[Problem requirements]: Copy every line of the material below word for word, leaving out the pictures.

* * *

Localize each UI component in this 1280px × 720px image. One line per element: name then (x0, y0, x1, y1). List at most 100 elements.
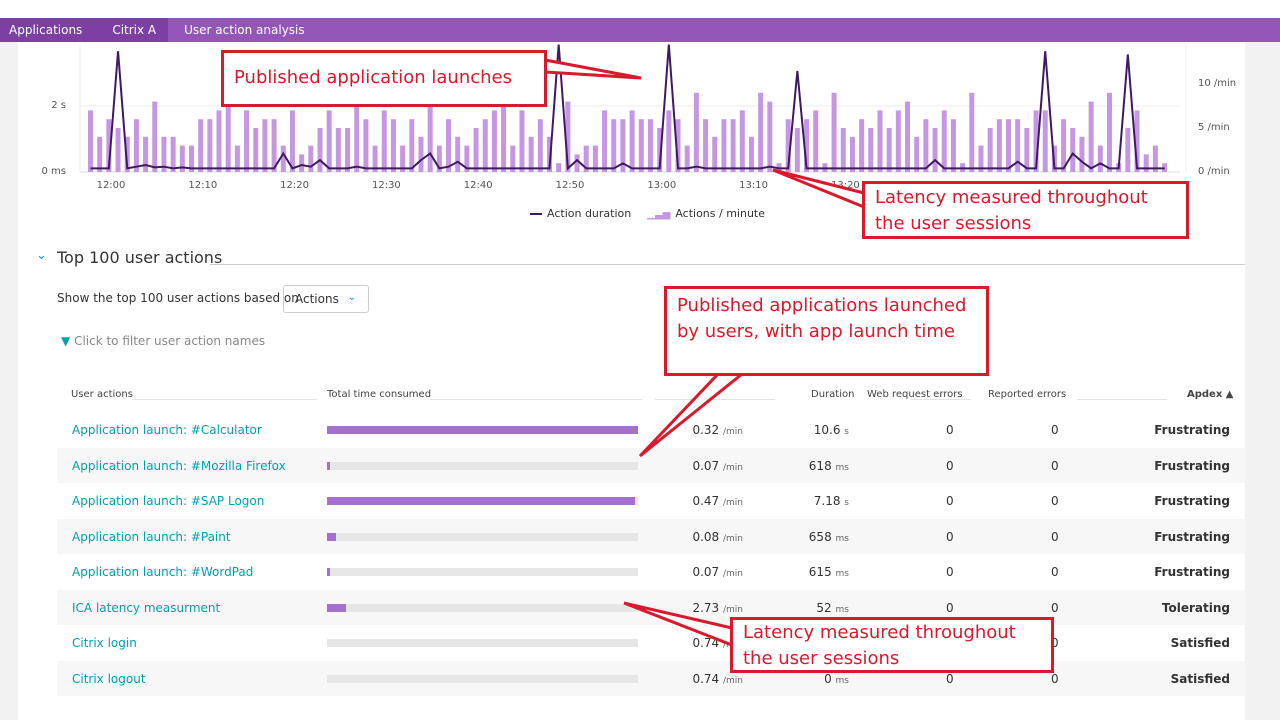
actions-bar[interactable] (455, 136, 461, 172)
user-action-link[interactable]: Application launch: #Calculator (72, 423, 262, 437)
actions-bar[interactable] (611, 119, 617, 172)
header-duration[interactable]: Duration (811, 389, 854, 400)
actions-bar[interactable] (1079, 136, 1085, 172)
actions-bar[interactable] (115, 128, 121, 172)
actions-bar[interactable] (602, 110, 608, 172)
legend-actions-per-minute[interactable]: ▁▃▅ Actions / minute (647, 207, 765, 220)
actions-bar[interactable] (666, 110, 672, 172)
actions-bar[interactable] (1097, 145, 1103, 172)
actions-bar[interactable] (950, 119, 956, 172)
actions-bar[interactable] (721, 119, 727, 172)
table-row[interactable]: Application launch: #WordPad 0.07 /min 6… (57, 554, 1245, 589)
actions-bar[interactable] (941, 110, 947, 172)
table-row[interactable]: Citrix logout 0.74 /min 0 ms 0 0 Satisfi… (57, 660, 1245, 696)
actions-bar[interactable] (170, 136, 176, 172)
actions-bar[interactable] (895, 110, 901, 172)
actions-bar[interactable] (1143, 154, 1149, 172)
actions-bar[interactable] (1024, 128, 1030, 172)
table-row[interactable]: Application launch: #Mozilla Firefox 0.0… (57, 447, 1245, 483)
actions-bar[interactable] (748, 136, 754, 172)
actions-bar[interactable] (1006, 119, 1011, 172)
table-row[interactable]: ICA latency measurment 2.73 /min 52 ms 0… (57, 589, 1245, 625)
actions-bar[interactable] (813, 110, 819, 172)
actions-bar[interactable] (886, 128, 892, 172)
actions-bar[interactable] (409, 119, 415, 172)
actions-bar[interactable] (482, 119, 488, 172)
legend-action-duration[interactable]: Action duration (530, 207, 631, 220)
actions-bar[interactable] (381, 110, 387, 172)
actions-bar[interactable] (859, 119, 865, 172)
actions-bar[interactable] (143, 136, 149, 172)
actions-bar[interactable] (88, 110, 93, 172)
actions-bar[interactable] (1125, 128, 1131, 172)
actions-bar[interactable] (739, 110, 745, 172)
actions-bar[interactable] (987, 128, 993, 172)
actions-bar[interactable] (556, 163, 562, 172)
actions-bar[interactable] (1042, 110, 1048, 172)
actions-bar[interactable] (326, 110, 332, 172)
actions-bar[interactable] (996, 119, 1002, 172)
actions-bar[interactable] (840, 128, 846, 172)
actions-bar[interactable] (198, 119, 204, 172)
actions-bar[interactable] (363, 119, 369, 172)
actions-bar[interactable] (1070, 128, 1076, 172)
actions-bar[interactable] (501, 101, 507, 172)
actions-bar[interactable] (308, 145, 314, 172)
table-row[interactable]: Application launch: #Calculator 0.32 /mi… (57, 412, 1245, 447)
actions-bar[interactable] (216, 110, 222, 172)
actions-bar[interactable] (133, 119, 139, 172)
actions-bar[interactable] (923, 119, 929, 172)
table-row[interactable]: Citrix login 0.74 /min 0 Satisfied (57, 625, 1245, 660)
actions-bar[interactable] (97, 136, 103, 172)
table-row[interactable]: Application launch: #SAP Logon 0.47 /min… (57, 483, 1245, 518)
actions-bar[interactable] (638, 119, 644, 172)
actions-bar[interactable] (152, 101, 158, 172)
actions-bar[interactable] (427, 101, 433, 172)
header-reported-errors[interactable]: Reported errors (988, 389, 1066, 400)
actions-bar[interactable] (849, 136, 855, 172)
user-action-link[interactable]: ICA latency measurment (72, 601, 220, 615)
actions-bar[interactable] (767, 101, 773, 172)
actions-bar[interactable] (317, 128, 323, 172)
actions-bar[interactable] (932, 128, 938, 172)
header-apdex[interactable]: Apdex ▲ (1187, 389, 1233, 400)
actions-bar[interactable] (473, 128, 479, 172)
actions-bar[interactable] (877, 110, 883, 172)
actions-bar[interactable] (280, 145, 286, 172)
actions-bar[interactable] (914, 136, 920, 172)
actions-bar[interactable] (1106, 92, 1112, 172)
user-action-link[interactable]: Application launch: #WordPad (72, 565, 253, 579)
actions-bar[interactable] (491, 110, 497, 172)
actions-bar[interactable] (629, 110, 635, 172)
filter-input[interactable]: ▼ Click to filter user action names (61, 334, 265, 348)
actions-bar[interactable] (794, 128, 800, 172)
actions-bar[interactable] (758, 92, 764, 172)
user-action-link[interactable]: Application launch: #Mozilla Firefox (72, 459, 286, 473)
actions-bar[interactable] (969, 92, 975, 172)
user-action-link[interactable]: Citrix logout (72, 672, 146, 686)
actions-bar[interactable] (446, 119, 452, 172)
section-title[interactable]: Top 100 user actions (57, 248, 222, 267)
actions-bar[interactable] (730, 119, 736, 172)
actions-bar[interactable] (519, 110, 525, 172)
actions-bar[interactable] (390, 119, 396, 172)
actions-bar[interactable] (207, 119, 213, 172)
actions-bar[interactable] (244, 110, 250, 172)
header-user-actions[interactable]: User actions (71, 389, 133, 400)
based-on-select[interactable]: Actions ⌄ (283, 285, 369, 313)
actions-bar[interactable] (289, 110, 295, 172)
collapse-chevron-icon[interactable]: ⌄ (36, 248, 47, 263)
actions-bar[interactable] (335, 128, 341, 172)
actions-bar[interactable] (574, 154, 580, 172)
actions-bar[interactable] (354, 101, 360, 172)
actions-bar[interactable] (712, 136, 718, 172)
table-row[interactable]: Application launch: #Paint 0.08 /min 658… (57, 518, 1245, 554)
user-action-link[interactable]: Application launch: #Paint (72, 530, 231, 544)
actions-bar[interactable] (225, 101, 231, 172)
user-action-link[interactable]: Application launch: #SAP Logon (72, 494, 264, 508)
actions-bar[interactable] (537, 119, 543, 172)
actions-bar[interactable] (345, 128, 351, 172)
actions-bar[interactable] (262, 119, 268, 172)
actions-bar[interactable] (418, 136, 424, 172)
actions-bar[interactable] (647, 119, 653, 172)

* * *

[Solution for this exercise]:
Localize each UI component in this 1280px × 720px image. One line per element: name then (x0, y0, x1, y1). List at most 100 elements.
actions-bar[interactable] (455, 136, 461, 172)
user-action-link[interactable]: Application launch: #Calculator (72, 423, 262, 437)
actions-bar[interactable] (611, 119, 617, 172)
header-duration[interactable]: Duration (811, 389, 854, 400)
actions-bar[interactable] (1079, 136, 1085, 172)
actions-bar[interactable] (115, 128, 121, 172)
actions-bar[interactable] (602, 110, 608, 172)
legend-actions-per-minute[interactable]: ▁▃▅ Actions / minute (647, 207, 765, 220)
actions-bar[interactable] (666, 110, 672, 172)
actions-bar[interactable] (1097, 145, 1103, 172)
actions-bar[interactable] (950, 119, 956, 172)
actions-bar[interactable] (721, 119, 727, 172)
table-row[interactable]: Application launch: #WordPad 0.07 /min 6… (57, 554, 1245, 589)
actions-bar[interactable] (941, 110, 947, 172)
table-row[interactable]: Citrix logout 0.74 /min 0 ms 0 0 Satisfi… (57, 660, 1245, 696)
actions-bar[interactable] (170, 136, 176, 172)
actions-bar[interactable] (895, 110, 901, 172)
actions-bar[interactable] (1143, 154, 1149, 172)
actions-bar[interactable] (1024, 128, 1030, 172)
table-row[interactable]: Application launch: #Mozilla Firefox 0.0… (57, 447, 1245, 483)
actions-bar[interactable] (748, 136, 754, 172)
actions-bar[interactable] (1006, 119, 1011, 172)
table-row[interactable]: ICA latency measurment 2.73 /min 52 ms 0… (57, 589, 1245, 625)
actions-bar[interactable] (813, 110, 819, 172)
actions-bar[interactable] (886, 128, 892, 172)
actions-bar[interactable] (409, 119, 415, 172)
actions-bar[interactable] (482, 119, 488, 172)
legend-action-duration[interactable]: Action duration (530, 207, 631, 220)
actions-bar[interactable] (381, 110, 387, 172)
actions-bar[interactable] (859, 119, 865, 172)
actions-bar[interactable] (143, 136, 149, 172)
actions-bar[interactable] (88, 110, 93, 172)
actions-bar[interactable] (1125, 128, 1131, 172)
actions-bar[interactable] (739, 110, 745, 172)
actions-bar[interactable] (987, 128, 993, 172)
actions-bar[interactable] (556, 163, 562, 172)
actions-bar[interactable] (1042, 110, 1048, 172)
actions-bar[interactable] (326, 110, 332, 172)
actions-bar[interactable] (996, 119, 1002, 172)
actions-bar[interactable] (840, 128, 846, 172)
actions-bar[interactable] (198, 119, 204, 172)
actions-bar[interactable] (363, 119, 369, 172)
actions-bar[interactable] (1070, 128, 1076, 172)
actions-bar[interactable] (501, 101, 507, 172)
actions-bar[interactable] (308, 145, 314, 172)
table-row[interactable]: Application launch: #Calculator 0.32 /mi… (57, 412, 1245, 447)
actions-bar[interactable] (216, 110, 222, 172)
actions-bar[interactable] (133, 119, 139, 172)
actions-bar[interactable] (923, 119, 929, 172)
table-row[interactable]: Citrix login 0.74 /min 0 Satisfied (57, 625, 1245, 660)
actions-bar[interactable] (97, 136, 103, 172)
table-row[interactable]: Application launch: #SAP Logon 0.47 /min… (57, 483, 1245, 518)
actions-bar[interactable] (638, 119, 644, 172)
actions-bar[interactable] (152, 101, 158, 172)
actions-bar[interactable] (427, 101, 433, 172)
header-reported-errors[interactable]: Reported errors (988, 389, 1066, 400)
actions-bar[interactable] (849, 136, 855, 172)
user-action-link[interactable]: ICA latency measurment (72, 601, 220, 615)
actions-bar[interactable] (767, 101, 773, 172)
actions-bar[interactable] (317, 128, 323, 172)
actions-bar[interactable] (932, 128, 938, 172)
header-apdex[interactable]: Apdex ▲ (1187, 389, 1233, 400)
actions-bar[interactable] (473, 128, 479, 172)
actions-bar[interactable] (877, 110, 883, 172)
actions-bar[interactable] (280, 145, 286, 172)
actions-bar[interactable] (914, 136, 920, 172)
actions-bar[interactable] (1106, 92, 1112, 172)
user-action-link[interactable]: Application launch: #WordPad (72, 565, 253, 579)
actions-bar[interactable] (491, 110, 497, 172)
actions-bar[interactable] (629, 110, 635, 172)
filter-input[interactable]: ▼ Click to filter user action names (61, 334, 265, 348)
actions-bar[interactable] (794, 128, 800, 172)
actions-bar[interactable] (758, 92, 764, 172)
user-action-link[interactable]: Application launch: #Mozilla Firefox (72, 459, 286, 473)
actions-bar[interactable] (969, 92, 975, 172)
user-action-link[interactable]: Citrix logout (72, 672, 146, 686)
actions-bar[interactable] (446, 119, 452, 172)
section-title[interactable]: Top 100 user actions (57, 248, 222, 267)
actions-bar[interactable] (730, 119, 736, 172)
actions-bar[interactable] (519, 110, 525, 172)
actions-bar[interactable] (390, 119, 396, 172)
actions-bar[interactable] (207, 119, 213, 172)
actions-bar[interactable] (244, 110, 250, 172)
header-user-actions[interactable]: User actions (71, 389, 133, 400)
based-on-select[interactable]: Actions ⌄ (283, 285, 369, 313)
actions-bar[interactable] (289, 110, 295, 172)
collapse-chevron-icon[interactable]: ⌄ (36, 248, 47, 263)
actions-bar[interactable] (335, 128, 341, 172)
actions-bar[interactable] (574, 154, 580, 172)
actions-bar[interactable] (354, 101, 360, 172)
actions-bar[interactable] (712, 136, 718, 172)
table-row[interactable]: Application launch: #Paint 0.08 /min 658… (57, 518, 1245, 554)
user-action-link[interactable]: Application launch: #Paint (72, 530, 231, 544)
actions-bar[interactable] (225, 101, 231, 172)
user-action-link[interactable]: Application launch: #SAP Logon (72, 494, 264, 508)
actions-bar[interactable] (537, 119, 543, 172)
actions-bar[interactable] (345, 128, 351, 172)
actions-bar[interactable] (262, 119, 268, 172)
actions-bar[interactable] (418, 136, 424, 172)
actions-bar[interactable] (647, 119, 653, 172)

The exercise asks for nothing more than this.